▶ **What needs to be done**:
Of all the lines in the material below, how many include the string "type"? Give the number only.

-- BEGIN --

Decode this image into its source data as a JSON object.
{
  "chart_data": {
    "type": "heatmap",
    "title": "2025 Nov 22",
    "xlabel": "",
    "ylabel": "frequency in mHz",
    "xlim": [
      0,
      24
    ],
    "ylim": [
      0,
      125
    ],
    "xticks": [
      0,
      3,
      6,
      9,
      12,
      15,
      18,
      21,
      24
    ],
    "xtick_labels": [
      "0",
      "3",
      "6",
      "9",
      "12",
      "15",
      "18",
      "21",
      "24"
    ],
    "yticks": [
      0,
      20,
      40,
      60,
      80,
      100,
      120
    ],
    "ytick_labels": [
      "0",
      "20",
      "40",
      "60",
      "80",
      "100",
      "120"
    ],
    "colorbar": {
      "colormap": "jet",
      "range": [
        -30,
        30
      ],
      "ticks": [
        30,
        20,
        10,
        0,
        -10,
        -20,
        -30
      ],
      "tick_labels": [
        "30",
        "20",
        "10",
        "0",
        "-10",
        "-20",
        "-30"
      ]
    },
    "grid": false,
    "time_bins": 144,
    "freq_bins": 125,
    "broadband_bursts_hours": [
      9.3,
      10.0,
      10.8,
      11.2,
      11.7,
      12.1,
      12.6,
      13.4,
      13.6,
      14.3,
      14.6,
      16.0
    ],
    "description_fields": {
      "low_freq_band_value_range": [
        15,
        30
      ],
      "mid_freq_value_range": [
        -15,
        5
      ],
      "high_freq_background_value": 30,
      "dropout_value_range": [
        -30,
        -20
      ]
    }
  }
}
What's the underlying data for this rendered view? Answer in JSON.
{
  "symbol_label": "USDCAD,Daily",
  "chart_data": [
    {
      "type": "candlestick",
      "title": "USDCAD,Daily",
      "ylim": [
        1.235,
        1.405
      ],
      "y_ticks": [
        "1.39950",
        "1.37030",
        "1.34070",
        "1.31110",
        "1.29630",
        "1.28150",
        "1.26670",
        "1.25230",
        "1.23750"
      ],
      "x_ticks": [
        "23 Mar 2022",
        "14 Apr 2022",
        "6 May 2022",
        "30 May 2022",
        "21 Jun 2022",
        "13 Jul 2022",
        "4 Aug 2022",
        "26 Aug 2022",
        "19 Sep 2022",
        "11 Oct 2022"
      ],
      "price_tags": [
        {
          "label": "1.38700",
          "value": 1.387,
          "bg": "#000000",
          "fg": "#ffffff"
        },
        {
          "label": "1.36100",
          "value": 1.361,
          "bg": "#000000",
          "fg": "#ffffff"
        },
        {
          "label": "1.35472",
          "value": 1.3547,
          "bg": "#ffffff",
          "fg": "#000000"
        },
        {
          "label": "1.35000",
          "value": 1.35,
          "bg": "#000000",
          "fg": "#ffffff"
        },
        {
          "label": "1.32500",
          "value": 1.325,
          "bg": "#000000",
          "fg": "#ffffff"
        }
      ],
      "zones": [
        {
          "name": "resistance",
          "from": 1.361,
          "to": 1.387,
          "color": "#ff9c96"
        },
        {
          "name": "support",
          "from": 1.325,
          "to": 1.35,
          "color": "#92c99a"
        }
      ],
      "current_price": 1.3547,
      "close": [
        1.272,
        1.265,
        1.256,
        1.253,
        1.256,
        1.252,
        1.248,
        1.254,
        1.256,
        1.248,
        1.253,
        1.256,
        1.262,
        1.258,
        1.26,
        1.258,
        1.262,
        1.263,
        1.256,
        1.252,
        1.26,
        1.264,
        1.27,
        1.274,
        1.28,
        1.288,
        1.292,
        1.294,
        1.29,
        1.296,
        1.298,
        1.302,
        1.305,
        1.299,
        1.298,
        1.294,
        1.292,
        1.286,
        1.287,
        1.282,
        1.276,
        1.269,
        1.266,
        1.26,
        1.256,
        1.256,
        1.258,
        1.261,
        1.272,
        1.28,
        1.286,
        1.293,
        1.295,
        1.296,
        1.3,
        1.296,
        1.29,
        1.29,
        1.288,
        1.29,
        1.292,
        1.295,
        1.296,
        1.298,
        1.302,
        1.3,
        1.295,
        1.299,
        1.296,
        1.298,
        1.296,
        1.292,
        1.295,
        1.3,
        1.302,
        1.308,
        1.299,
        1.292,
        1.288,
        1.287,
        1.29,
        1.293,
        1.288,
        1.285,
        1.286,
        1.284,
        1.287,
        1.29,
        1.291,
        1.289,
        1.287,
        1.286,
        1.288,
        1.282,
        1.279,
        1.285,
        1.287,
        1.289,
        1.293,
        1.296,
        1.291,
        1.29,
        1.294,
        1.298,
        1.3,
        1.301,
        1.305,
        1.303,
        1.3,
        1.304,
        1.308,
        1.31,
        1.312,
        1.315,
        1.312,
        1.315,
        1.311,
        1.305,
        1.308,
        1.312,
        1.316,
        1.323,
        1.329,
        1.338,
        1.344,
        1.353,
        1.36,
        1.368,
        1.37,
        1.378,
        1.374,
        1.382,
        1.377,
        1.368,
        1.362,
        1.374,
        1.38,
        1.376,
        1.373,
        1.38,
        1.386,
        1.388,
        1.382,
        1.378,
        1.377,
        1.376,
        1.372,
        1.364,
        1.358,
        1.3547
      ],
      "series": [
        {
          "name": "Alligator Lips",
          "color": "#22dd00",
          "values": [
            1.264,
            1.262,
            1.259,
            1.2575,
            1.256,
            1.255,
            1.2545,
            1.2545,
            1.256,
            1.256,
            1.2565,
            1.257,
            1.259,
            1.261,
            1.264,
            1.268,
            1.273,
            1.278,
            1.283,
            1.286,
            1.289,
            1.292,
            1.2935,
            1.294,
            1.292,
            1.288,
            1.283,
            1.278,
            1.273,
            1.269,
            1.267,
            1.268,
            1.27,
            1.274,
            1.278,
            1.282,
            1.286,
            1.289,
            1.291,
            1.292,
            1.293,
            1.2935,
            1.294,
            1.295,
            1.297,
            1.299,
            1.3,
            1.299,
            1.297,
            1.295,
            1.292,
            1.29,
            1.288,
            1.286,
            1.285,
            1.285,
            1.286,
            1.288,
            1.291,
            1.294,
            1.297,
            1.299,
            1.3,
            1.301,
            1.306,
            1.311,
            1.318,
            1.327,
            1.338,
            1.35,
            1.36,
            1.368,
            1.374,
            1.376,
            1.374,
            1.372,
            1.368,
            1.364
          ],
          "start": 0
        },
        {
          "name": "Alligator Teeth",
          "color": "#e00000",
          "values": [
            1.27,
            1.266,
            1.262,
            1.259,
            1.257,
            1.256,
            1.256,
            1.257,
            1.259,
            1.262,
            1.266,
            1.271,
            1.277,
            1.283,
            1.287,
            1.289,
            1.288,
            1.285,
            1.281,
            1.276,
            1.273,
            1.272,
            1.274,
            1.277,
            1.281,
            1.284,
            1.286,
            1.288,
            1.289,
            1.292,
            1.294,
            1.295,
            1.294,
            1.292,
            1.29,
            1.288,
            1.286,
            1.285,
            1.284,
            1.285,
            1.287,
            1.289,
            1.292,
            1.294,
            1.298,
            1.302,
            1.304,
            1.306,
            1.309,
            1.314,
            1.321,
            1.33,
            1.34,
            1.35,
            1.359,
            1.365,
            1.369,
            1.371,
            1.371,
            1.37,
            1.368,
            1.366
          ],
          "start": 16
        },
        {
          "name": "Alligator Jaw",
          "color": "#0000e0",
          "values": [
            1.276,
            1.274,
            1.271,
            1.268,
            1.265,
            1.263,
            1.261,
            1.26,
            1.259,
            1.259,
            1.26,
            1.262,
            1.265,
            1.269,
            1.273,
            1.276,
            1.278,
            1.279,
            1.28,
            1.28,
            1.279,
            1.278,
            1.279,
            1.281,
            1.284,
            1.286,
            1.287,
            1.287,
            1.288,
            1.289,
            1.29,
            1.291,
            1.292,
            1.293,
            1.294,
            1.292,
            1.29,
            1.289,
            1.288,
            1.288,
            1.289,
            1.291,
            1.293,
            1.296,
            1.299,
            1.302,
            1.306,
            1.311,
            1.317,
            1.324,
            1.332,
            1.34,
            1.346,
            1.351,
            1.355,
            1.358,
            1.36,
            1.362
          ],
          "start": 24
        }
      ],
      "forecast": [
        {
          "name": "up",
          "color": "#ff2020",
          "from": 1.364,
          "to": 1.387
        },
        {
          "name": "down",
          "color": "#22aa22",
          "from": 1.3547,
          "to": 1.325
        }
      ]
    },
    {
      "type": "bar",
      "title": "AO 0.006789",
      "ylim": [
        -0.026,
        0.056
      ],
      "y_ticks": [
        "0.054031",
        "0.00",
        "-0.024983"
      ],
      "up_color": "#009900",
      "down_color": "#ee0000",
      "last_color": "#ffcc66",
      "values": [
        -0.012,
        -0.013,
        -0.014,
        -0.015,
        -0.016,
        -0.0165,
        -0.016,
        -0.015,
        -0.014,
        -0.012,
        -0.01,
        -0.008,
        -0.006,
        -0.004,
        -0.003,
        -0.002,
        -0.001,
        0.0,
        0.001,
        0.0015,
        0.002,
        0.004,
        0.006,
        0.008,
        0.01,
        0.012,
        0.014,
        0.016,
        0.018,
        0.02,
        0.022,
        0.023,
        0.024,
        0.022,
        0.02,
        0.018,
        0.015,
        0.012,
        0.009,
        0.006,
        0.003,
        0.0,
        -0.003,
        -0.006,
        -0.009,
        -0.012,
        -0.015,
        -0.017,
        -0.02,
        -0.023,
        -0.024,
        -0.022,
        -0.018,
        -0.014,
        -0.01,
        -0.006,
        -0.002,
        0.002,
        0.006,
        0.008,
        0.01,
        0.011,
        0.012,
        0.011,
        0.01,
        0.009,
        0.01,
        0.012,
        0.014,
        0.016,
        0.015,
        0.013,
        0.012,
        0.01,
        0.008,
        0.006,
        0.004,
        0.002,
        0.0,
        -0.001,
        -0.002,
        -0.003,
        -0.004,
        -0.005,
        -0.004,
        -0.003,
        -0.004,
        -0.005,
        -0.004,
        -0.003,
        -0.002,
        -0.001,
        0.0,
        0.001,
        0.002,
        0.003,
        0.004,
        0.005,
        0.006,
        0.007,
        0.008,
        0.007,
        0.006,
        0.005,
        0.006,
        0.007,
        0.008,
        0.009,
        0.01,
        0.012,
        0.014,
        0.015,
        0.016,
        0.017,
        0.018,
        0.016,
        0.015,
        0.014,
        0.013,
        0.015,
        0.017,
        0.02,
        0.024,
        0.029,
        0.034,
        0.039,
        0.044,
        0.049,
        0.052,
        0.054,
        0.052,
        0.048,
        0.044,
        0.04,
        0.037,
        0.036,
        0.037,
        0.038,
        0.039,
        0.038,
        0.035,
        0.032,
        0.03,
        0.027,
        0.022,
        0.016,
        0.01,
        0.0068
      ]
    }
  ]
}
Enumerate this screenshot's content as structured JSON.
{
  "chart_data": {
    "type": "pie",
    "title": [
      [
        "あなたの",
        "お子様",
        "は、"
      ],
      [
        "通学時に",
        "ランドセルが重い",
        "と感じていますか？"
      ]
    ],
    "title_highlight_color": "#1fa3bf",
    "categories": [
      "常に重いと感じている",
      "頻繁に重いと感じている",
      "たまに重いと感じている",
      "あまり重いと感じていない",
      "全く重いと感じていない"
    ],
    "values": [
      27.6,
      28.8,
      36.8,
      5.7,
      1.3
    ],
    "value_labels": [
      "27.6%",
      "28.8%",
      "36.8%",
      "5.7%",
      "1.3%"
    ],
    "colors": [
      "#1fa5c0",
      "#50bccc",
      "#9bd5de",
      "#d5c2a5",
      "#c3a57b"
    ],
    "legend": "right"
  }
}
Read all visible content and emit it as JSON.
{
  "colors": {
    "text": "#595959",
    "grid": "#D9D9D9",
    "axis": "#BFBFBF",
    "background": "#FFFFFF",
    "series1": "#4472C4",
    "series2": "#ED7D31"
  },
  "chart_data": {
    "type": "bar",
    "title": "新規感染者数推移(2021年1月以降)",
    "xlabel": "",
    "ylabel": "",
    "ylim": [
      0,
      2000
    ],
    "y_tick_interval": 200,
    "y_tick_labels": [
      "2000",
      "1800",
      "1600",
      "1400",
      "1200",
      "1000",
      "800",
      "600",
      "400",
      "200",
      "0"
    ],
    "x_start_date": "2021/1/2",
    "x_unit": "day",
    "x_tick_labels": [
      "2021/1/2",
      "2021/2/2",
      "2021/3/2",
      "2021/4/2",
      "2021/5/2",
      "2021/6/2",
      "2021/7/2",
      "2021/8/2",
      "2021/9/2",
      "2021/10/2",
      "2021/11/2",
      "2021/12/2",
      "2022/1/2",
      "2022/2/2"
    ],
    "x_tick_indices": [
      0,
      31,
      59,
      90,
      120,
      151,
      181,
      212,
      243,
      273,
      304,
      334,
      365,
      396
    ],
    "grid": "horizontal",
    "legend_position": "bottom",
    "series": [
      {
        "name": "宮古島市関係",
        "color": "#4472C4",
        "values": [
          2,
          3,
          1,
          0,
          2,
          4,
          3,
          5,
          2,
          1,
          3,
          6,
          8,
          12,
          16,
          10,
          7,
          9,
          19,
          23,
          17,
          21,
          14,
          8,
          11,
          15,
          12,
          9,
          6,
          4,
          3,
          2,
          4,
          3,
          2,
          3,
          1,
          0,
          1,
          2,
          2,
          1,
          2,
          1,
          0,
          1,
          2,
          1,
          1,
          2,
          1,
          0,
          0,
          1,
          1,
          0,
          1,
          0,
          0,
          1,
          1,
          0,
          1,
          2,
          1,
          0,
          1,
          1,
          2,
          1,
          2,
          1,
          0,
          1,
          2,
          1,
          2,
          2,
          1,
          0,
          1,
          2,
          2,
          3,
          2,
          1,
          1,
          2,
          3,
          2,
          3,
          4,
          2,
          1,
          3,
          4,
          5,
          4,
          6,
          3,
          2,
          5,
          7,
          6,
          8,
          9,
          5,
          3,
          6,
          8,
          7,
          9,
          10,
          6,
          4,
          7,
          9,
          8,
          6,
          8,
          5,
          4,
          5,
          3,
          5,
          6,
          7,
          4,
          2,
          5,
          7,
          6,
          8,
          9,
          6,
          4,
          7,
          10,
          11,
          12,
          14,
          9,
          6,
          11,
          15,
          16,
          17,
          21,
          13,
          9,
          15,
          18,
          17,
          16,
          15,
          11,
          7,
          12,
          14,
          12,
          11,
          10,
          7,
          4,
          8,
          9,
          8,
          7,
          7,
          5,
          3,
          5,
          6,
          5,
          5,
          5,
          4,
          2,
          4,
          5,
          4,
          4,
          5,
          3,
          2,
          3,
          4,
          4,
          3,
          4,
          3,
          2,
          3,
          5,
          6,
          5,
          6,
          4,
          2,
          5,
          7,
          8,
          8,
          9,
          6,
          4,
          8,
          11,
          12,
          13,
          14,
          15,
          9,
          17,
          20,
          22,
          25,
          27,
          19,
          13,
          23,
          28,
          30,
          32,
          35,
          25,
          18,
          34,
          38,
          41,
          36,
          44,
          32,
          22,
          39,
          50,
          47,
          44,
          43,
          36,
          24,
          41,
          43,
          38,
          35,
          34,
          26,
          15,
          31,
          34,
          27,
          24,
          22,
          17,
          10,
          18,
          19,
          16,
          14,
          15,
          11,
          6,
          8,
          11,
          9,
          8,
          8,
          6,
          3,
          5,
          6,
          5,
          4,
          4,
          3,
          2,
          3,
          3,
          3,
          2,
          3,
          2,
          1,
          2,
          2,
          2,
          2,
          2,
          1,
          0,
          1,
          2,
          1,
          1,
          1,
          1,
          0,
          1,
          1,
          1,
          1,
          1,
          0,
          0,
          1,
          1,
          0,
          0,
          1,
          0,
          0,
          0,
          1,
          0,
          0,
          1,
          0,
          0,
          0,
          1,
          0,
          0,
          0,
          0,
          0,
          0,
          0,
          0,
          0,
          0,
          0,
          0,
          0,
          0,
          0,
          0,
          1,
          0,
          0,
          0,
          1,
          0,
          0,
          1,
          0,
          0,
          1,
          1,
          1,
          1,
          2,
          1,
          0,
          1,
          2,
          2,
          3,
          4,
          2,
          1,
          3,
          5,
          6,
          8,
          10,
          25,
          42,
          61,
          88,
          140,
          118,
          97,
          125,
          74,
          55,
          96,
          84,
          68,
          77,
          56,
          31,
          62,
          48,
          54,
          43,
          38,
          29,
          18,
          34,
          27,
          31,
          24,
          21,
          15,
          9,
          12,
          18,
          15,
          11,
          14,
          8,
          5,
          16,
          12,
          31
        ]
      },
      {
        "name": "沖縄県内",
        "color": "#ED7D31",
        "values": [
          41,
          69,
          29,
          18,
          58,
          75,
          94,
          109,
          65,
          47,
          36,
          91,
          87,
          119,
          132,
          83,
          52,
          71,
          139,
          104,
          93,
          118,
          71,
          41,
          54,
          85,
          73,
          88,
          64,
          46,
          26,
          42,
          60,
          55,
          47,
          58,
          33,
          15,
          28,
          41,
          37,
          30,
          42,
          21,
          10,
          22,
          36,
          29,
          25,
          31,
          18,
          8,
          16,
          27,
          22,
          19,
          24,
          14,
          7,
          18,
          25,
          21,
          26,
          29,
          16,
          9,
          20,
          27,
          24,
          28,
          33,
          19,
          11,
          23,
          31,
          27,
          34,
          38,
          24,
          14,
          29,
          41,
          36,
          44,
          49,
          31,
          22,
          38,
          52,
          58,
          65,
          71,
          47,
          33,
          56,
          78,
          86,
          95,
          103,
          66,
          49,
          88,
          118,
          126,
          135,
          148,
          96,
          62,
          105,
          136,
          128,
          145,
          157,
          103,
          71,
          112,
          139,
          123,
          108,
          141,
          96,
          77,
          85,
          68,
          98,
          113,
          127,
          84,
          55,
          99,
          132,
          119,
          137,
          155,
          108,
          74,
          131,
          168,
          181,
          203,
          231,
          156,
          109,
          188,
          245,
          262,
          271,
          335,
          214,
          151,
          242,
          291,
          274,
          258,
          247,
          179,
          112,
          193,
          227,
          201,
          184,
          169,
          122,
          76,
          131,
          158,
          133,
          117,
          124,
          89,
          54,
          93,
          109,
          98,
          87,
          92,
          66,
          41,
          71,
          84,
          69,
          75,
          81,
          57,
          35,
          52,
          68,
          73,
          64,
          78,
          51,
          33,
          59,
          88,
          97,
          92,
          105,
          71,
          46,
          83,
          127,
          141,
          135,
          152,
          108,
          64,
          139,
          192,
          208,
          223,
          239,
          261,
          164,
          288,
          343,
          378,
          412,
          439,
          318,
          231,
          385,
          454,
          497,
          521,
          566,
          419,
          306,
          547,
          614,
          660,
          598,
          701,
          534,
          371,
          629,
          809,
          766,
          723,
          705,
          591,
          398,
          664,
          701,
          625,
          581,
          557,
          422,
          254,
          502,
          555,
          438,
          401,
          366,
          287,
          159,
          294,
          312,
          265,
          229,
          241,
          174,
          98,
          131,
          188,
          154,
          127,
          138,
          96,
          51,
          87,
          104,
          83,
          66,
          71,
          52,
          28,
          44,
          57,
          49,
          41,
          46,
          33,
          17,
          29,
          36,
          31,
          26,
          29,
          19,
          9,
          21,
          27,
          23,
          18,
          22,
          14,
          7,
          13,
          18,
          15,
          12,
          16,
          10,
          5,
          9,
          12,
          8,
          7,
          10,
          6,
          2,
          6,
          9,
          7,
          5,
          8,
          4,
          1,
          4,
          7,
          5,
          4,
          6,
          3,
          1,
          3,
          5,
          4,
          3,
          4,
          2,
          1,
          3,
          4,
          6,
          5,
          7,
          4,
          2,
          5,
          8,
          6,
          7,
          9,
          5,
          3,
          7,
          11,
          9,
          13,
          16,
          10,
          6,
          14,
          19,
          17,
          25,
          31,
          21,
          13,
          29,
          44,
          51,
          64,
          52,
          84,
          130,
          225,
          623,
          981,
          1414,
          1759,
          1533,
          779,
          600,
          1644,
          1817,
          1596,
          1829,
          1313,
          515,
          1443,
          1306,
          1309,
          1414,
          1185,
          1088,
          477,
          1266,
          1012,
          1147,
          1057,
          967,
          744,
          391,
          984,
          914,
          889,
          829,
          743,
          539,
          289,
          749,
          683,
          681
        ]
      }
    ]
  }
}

-- END --

▶ **Task result**:
5